» EXERCISE DESCRIPTION: Take each line containing "this" and report it exactly as written.

» DATA ROWS:
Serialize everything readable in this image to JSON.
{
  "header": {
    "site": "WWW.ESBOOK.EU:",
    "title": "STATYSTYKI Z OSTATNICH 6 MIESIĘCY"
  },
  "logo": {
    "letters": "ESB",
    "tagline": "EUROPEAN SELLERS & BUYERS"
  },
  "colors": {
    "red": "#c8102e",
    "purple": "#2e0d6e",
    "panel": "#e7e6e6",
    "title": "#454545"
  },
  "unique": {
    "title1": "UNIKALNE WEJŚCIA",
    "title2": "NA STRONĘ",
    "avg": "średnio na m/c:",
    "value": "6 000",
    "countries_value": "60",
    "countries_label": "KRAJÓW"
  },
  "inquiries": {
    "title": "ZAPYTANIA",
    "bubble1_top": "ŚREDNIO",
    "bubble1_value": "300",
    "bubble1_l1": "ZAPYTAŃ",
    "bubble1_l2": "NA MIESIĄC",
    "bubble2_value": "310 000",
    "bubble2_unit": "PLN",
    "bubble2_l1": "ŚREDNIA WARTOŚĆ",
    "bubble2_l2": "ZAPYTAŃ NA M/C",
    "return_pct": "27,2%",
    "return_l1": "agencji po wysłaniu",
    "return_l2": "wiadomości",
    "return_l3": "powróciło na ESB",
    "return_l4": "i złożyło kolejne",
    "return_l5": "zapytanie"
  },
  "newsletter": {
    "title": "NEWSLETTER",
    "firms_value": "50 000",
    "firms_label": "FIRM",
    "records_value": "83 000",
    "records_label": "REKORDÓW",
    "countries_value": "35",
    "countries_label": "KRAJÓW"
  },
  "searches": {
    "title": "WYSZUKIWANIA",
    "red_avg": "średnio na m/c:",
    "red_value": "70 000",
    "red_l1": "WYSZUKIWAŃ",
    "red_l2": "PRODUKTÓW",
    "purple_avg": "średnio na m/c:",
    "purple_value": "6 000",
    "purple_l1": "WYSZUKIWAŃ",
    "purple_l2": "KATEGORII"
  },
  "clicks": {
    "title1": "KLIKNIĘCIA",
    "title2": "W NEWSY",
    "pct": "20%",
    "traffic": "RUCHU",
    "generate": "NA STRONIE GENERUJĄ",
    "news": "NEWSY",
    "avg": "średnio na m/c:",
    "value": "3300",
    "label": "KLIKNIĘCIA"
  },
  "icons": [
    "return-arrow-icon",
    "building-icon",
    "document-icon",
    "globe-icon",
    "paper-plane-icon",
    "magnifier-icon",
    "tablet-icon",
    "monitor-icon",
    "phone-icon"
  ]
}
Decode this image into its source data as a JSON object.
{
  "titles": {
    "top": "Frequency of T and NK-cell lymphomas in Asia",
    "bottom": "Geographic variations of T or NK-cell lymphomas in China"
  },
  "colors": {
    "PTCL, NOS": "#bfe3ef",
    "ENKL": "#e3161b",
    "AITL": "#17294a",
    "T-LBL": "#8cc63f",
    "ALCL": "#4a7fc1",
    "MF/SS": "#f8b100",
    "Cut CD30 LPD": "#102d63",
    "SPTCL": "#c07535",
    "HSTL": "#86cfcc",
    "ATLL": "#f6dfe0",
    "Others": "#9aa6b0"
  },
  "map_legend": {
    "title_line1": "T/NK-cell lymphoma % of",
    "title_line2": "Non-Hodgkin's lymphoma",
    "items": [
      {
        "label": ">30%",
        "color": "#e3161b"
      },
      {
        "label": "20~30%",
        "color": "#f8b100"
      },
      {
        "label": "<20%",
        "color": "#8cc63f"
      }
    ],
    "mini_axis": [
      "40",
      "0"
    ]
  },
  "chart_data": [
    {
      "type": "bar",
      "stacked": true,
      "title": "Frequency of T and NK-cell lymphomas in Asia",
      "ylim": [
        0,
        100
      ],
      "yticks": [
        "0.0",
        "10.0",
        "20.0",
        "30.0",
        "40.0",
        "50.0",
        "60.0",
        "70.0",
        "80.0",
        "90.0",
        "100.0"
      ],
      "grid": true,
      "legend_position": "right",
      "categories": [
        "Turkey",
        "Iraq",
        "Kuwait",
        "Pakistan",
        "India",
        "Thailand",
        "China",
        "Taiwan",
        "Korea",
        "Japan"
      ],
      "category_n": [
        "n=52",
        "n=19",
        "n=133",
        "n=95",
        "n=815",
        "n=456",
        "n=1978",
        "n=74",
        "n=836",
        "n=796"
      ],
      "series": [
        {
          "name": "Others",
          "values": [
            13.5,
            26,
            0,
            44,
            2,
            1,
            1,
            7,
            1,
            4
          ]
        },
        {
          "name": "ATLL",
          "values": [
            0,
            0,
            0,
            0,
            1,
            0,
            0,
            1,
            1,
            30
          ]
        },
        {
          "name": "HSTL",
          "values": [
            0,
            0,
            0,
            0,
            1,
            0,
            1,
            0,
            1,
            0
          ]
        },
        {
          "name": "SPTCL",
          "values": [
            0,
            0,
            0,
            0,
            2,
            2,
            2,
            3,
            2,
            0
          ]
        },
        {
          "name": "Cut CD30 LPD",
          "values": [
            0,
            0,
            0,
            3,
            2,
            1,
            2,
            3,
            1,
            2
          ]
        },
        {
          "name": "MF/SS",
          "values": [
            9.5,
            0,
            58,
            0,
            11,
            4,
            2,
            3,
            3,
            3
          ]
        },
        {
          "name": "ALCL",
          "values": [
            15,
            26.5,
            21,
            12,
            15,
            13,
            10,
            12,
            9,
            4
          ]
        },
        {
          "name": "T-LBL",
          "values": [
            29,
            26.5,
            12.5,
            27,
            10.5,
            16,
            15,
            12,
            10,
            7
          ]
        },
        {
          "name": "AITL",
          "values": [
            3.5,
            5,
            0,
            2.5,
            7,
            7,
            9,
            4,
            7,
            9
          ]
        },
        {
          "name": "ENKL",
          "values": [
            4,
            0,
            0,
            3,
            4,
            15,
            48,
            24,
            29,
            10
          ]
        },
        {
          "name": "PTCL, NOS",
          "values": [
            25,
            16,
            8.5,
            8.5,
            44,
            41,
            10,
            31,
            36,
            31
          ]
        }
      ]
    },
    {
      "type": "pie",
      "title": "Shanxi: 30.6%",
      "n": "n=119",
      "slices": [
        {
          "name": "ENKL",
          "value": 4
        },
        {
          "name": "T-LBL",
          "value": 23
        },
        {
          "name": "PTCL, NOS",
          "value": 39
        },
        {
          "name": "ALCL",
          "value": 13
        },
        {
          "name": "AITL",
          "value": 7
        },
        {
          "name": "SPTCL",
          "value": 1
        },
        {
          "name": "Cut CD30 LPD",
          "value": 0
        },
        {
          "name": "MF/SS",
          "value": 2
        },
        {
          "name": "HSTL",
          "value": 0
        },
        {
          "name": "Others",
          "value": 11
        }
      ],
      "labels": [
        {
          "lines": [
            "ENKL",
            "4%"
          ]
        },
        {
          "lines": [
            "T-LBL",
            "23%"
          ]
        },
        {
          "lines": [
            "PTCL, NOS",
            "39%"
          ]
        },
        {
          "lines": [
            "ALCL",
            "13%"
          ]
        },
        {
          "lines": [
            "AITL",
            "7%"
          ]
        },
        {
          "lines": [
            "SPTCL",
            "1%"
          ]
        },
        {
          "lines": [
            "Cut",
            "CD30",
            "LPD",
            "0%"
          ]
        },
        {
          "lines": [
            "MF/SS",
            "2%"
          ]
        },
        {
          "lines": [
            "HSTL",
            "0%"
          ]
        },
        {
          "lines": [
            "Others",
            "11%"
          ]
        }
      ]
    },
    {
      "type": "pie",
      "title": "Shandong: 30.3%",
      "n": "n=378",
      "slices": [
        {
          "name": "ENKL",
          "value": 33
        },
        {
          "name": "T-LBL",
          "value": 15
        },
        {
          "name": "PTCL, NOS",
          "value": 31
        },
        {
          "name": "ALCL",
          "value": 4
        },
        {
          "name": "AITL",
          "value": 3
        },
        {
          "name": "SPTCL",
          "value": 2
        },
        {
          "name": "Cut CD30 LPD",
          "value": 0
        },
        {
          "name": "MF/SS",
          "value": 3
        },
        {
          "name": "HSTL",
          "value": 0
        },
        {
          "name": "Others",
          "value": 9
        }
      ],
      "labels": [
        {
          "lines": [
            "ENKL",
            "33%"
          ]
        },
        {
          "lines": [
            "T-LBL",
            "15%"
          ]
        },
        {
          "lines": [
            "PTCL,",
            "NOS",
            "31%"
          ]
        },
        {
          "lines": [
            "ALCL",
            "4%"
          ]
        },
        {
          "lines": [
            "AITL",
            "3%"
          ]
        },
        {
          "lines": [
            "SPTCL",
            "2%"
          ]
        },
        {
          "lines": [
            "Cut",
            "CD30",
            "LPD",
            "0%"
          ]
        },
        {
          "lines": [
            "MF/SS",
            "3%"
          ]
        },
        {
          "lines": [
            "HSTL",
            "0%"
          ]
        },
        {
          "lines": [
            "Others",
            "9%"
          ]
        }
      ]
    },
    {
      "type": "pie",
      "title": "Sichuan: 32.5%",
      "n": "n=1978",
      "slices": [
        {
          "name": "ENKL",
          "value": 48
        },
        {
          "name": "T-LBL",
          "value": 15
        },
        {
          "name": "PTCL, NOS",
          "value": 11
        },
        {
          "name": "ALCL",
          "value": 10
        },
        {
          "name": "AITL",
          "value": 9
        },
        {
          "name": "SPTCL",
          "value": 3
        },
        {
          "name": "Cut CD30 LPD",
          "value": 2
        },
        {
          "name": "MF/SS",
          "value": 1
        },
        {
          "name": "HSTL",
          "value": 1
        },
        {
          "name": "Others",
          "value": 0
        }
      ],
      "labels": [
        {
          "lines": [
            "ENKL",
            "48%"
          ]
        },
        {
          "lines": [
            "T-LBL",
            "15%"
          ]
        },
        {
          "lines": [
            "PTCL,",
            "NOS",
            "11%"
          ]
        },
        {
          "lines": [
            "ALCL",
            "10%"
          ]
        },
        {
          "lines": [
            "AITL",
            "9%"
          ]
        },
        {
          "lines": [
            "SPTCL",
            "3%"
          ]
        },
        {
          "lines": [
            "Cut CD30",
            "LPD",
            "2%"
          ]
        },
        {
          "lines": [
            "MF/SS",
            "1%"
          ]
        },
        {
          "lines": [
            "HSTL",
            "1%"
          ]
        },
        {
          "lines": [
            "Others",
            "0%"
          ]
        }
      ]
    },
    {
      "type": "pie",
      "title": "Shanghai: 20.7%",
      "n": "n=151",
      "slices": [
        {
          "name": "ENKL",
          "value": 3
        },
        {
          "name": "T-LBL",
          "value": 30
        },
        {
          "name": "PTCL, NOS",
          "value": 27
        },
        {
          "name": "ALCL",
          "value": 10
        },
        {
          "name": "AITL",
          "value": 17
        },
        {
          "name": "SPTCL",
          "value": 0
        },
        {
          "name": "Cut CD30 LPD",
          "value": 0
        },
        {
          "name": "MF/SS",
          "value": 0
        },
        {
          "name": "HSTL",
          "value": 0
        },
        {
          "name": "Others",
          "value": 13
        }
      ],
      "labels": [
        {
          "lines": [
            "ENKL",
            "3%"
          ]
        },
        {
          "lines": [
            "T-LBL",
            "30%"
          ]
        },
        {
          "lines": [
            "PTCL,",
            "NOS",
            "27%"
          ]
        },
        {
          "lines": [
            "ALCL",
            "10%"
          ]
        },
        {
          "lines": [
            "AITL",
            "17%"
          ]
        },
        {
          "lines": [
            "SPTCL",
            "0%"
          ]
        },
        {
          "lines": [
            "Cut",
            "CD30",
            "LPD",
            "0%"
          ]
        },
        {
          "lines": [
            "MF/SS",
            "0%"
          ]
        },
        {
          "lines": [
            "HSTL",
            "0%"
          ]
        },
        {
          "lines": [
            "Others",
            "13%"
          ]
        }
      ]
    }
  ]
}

» FULL ANSWER:
Serialize everything readable in this image to JSON.
Decode this image into its source data as a JSON object.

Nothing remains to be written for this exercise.